Data section
◇ ◇ ◇

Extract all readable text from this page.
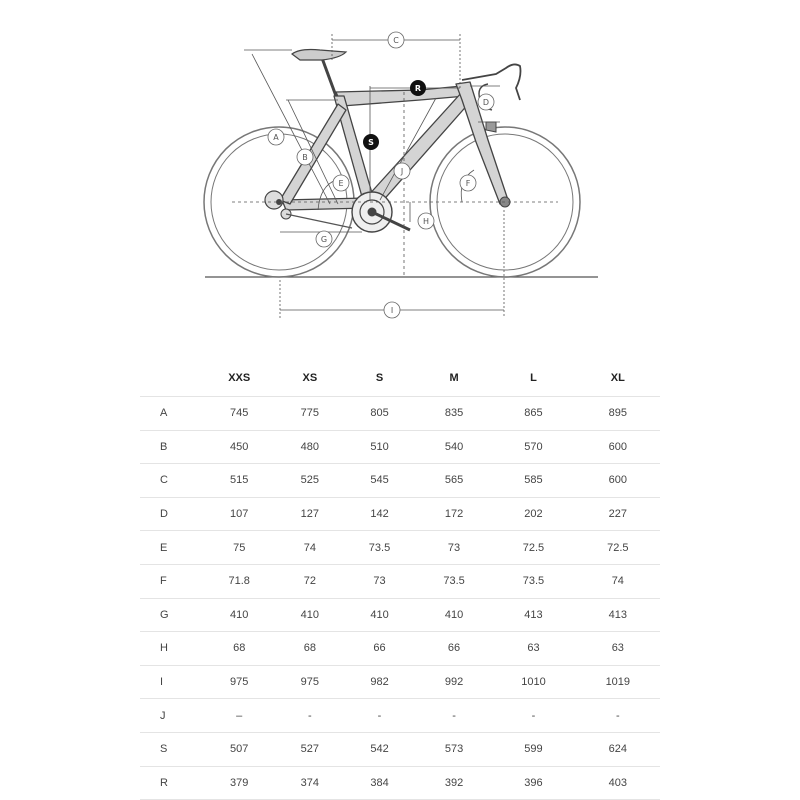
C
A
B
E
J
D
F
G
H
I
S
R
	XXS	XS	S	M	L	XL
A	745	775	805	835	865	895
B	450	480	510	540	570	600
C	515	525	545	565	585	600
D	107	127	142	172	202	227
E	75	74	73.5	73	72.5	72.5
F	71.8	72	73	73.5	73.5	74
G	410	410	410	410	413	413
H	68	68	66	66	63	63
I	975	975	982	992	1010	1019
J	–	-	-	-	-	-
S	507	527	542	573	599	624
R	379	374	384	392	396	403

◇ ◇ ◇

Short exercise
Working from the lines above, reproduce the material exactly and exclude its pictures.

Task solution
Extract all readable text from this page.
C
A
B
E
J
D
F
G
H
I
S
R
	XXS	XS	S	M	L	XL
A	745	775	805	835	865	895
B	450	480	510	540	570	600
C	515	525	545	565	585	600
D	107	127	142	172	202	227
E	75	74	73.5	73	72.5	72.5
F	71.8	72	73	73.5	73.5	74
G	410	410	410	410	413	413
H	68	68	66	66	63	63
I	975	975	982	992	1010	1019
J	–	-	-	-	-	-
S	507	527	542	573	599	624
R	379	374	384	392	396	403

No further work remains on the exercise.